THE EXERCISE>
Each entry in the listing below should be restated word for word.

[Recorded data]
start

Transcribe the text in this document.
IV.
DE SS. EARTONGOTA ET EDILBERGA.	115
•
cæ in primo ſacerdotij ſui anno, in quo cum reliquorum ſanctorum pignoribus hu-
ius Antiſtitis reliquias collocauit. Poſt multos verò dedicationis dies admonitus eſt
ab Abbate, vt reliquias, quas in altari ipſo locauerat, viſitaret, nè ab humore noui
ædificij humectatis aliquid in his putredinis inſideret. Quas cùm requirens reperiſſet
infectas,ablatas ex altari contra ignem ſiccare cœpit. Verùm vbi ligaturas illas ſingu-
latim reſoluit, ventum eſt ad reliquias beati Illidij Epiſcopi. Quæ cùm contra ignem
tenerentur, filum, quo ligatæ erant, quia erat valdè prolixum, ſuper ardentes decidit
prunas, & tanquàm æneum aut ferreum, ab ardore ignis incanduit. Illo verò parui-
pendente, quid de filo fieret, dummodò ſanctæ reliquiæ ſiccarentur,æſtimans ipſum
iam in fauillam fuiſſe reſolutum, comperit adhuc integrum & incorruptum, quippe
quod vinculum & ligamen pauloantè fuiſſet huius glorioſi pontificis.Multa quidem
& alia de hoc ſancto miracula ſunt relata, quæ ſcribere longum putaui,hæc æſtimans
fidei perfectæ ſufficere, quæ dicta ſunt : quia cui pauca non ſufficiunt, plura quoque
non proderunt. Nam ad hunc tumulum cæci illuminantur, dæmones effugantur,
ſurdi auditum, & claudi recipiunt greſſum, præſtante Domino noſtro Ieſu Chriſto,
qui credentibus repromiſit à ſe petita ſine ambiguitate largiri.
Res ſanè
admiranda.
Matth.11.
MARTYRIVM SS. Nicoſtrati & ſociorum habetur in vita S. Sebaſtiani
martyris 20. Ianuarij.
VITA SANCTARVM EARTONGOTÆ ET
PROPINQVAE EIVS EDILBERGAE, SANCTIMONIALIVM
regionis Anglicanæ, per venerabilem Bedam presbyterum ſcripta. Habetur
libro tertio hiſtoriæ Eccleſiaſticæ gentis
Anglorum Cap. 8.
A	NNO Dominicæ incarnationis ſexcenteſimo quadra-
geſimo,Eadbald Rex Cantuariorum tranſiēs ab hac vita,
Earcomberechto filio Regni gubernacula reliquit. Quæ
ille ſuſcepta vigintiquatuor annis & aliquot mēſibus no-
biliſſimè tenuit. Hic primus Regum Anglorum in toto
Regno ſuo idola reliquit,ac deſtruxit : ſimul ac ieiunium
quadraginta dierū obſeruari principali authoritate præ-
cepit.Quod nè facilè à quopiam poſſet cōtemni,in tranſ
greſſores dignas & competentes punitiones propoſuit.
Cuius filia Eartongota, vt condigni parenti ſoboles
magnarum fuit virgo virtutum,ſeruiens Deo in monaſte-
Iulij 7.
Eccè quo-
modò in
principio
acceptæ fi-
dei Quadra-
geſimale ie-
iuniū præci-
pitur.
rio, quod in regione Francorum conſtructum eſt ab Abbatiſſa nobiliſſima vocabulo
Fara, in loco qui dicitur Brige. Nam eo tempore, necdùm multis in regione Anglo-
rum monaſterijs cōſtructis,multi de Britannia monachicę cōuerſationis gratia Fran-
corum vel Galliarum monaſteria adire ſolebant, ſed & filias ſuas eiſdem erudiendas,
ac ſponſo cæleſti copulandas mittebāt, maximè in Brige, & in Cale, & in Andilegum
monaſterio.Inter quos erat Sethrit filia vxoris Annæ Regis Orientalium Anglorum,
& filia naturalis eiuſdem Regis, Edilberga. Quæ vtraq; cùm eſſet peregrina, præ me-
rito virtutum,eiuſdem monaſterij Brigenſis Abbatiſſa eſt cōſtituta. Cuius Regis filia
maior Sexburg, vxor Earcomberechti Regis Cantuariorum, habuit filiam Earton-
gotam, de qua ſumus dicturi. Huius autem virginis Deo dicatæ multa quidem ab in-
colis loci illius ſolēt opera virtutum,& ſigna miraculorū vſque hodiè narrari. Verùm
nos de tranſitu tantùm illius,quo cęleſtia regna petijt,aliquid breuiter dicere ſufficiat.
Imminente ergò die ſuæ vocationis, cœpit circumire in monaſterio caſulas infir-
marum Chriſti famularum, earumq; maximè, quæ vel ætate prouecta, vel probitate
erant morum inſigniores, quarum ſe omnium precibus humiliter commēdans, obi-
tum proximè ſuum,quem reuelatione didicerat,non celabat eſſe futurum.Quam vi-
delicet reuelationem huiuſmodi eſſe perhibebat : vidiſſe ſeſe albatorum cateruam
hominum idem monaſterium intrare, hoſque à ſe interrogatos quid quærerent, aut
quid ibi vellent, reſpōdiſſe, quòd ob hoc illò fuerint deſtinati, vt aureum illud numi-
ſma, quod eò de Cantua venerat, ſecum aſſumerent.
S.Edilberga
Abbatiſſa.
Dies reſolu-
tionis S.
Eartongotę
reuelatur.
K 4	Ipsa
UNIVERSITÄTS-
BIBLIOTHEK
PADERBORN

end

WRITTEN SOLUTION>
Transcribe the text in this document.
IV.
DE SS. EARTONGOTA ET EDILBERGA.	115
•
cæ in primo ſacerdotij ſui anno, in quo cum reliquorum ſanctorum pignoribus hu-
ius Antiſtitis reliquias collocauit. Poſt multos verò dedicationis dies admonitus eſt
ab Abbate, vt reliquias, quas in altari ipſo locauerat, viſitaret, nè ab humore noui
ædificij humectatis aliquid in his putredinis inſideret. Quas cùm requirens reperiſſet
infectas,ablatas ex altari contra ignem ſiccare cœpit. Verùm vbi ligaturas illas ſingu-
latim reſoluit, ventum eſt ad reliquias beati Illidij Epiſcopi. Quæ cùm contra ignem
tenerentur, filum, quo ligatæ erant, quia erat valdè prolixum, ſuper ardentes decidit
prunas, & tanquàm æneum aut ferreum, ab ardore ignis incanduit. Illo verò parui-
pendente, quid de filo fieret, dummodò ſanctæ reliquiæ ſiccarentur,æſtimans ipſum
iam in fauillam fuiſſe reſolutum, comperit adhuc integrum & incorruptum, quippe
quod vinculum & ligamen pauloantè fuiſſet huius glorioſi pontificis.Multa quidem
& alia de hoc ſancto miracula ſunt relata, quæ ſcribere longum putaui,hæc æſtimans
fidei perfectæ ſufficere, quæ dicta ſunt : quia cui pauca non ſufficiunt, plura quoque
non proderunt. Nam ad hunc tumulum cæci illuminantur, dæmones effugantur,
ſurdi auditum, & claudi recipiunt greſſum, præſtante Domino noſtro Ieſu Chriſto,
qui credentibus repromiſit à ſe petita ſine ambiguitate largiri.
Res ſanè
admiranda.
Matth.11.
MARTYRIVM SS. Nicoſtrati & ſociorum habetur in vita S. Sebaſtiani
martyris 20. Ianuarij.
VITA SANCTARVM EARTONGOTÆ ET
PROPINQVAE EIVS EDILBERGAE, SANCTIMONIALIVM
regionis Anglicanæ, per venerabilem Bedam presbyterum ſcripta. Habetur
libro tertio hiſtoriæ Eccleſiaſticæ gentis
Anglorum Cap. 8.
A	NNO Dominicæ incarnationis ſexcenteſimo quadra-
geſimo,Eadbald Rex Cantuariorum tranſiēs ab hac vita,
Earcomberechto filio Regni gubernacula reliquit. Quæ
ille ſuſcepta vigintiquatuor annis & aliquot mēſibus no-
biliſſimè tenuit. Hic primus Regum Anglorum in toto
Regno ſuo idola reliquit,ac deſtruxit : ſimul ac ieiunium
quadraginta dierū obſeruari principali authoritate præ-
cepit.Quod nè facilè à quopiam poſſet cōtemni,in tranſ
greſſores dignas & competentes punitiones propoſuit.
Cuius filia Eartongota, vt condigni parenti ſoboles
magnarum fuit virgo virtutum,ſeruiens Deo in monaſte-
Iulij 7.
Eccè quo-
modò in
principio
acceptæ fi-
dei Quadra-
geſimale ie-
iuniū præci-
pitur.
rio, quod in regione Francorum conſtructum eſt ab Abbatiſſa nobiliſſima vocabulo
Fara, in loco qui dicitur Brige. Nam eo tempore, necdùm multis in regione Anglo-
rum monaſterijs cōſtructis,multi de Britannia monachicę cōuerſationis gratia Fran-
corum vel Galliarum monaſteria adire ſolebant, ſed & filias ſuas eiſdem erudiendas,
ac ſponſo cæleſti copulandas mittebāt, maximè in Brige, & in Cale, & in Andilegum
monaſterio.Inter quos erat Sethrit filia vxoris Annæ Regis Orientalium Anglorum,
& filia naturalis eiuſdem Regis, Edilberga. Quæ vtraq; cùm eſſet peregrina, præ me-
rito virtutum,eiuſdem monaſterij Brigenſis Abbatiſſa eſt cōſtituta. Cuius Regis filia
maior Sexburg, vxor Earcomberechti Regis Cantuariorum, habuit filiam Earton-
gotam, de qua ſumus dicturi. Huius autem virginis Deo dicatæ multa quidem ab in-
colis loci illius ſolēt opera virtutum,& ſigna miraculorū vſque hodiè narrari. Verùm
nos de tranſitu tantùm illius,quo cęleſtia regna petijt,aliquid breuiter dicere ſufficiat.
Imminente ergò die ſuæ vocationis, cœpit circumire in monaſterio caſulas infir-
marum Chriſti famularum, earumq; maximè, quæ vel ætate prouecta, vel probitate
erant morum inſigniores, quarum ſe omnium precibus humiliter commēdans, obi-
tum proximè ſuum,quem reuelatione didicerat,non celabat eſſe futurum.Quam vi-
delicet reuelationem huiuſmodi eſſe perhibebat : vidiſſe ſeſe albatorum cateruam
hominum idem monaſterium intrare, hoſque à ſe interrogatos quid quærerent, aut
quid ibi vellent, reſpōdiſſe, quòd ob hoc illò fuerint deſtinati, vt aureum illud numi-
ſma, quod eò de Cantua venerat, ſecum aſſumerent.
S.Edilberga
Abbatiſſa.
Dies reſolu-
tionis S.
Eartongotę
reuelatur.
K 4	Ipsa
UNIVERSITÄTS-
BIBLIOTHEK
PADERBORN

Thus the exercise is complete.